* [Requirements]
The listing below should be printed exactly, every line of it. Skip the pictures.

Dataset entries
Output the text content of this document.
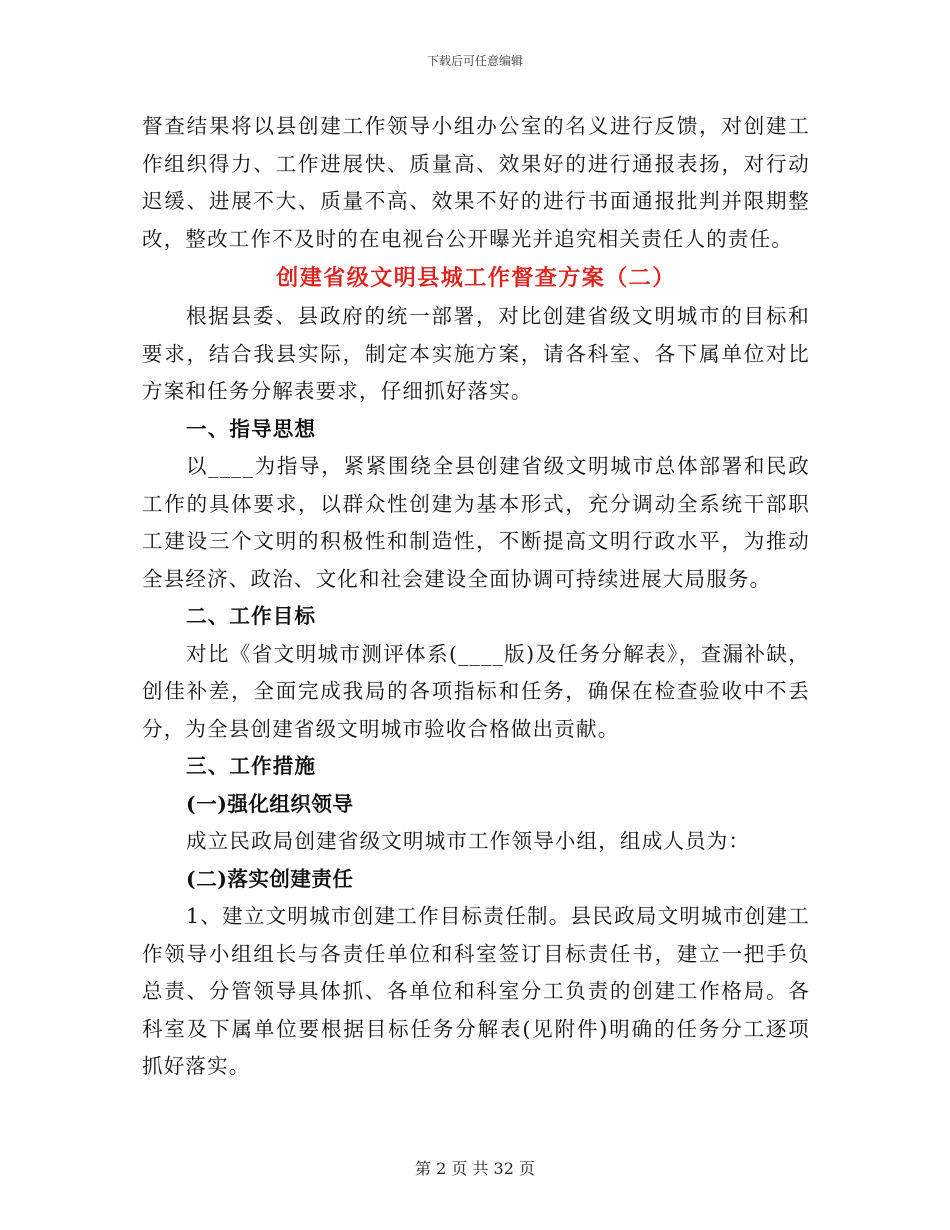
下载后可任意编辑

督查结果将以县创建工作领导小组办公室的名义进行反馈，对创建工作组织得力、工作进展快、质量高、效果好的进行通报表扬，对行动迟缓、进展不大、质量不高、效果不好的进行书面通报批判并限期整改，整改工作不及时的在电视台公开曝光并追究相关责任人的责任。

创建省级文明县城工作督查方案（二）

根据县委、县政府的统一部署，对比创建省级文明城市的目标和要求，结合我县实际，制定本实施方案，请各科室、各下属单位对比方案和任务分解表要求，仔细抓好落实。

一、指导思想

以____为指导，紧紧围绕全县创建省级文明城市总体部署和民政工作的具体要求，以群众性创建为基本形式，充分调动全系统干部职工建设三个文明的积极性和制造性，不断提高文明行政水平，为推动全县经济、政治、文化和社会建设全面协调可持续进展大局服务。

二、工作目标

对比《省文明城市测评体系(____版)及任务分解表》，查漏补缺，创佳补差，全面完成我局的各项指标和任务，确保在检查验收中不丢分，为全县创建省级文明城市验收合格做出贡献。

三、工作措施
(一)强化组织领导

成立民政局创建省级文明城市工作领导小组，组成人员为：

(二)落实创建责任

1、建立文明城市创建工作目标责任制。县民政局文明城市创建工作领导小组组长与各责任单位和科室签订目标责任书，建立一把手负总责、分管领导具体抓、各单位和科室分工负责的创建工作格局。各科室及下属单位要根据目标任务分解表(见附件)明确的任务分工逐项抓好落实。

第 2 页 共 32 页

* [Written answer]
Output the text content of this document.
下载后可任意编辑

督查结果将以县创建工作领导小组办公室的名义进行反馈，对创建工作组织得力、工作进展快、质量高、效果好的进行通报表扬，对行动迟缓、进展不大、质量不高、效果不好的进行书面通报批判并限期整改，整改工作不及时的在电视台公开曝光并追究相关责任人的责任。

创建省级文明县城工作督查方案（二）

根据县委、县政府的统一部署，对比创建省级文明城市的目标和要求，结合我县实际，制定本实施方案，请各科室、各下属单位对比方案和任务分解表要求，仔细抓好落实。

一、指导思想

以____为指导，紧紧围绕全县创建省级文明城市总体部署和民政工作的具体要求，以群众性创建为基本形式，充分调动全系统干部职工建设三个文明的积极性和制造性，不断提高文明行政水平，为推动全县经济、政治、文化和社会建设全面协调可持续进展大局服务。

二、工作目标

对比《省文明城市测评体系(____版)及任务分解表》，查漏补缺，创佳补差，全面完成我局的各项指标和任务，确保在检查验收中不丢分，为全县创建省级文明城市验收合格做出贡献。

三、工作措施
(一)强化组织领导

成立民政局创建省级文明城市工作领导小组，组成人员为：

(二)落实创建责任

1、建立文明城市创建工作目标责任制。县民政局文明城市创建工作领导小组组长与各责任单位和科室签订目标责任书，建立一把手负总责、分管领导具体抓、各单位和科室分工负责的创建工作格局。各科室及下属单位要根据目标任务分解表(见附件)明确的任务分工逐项抓好落实。

第 2 页 共 32 页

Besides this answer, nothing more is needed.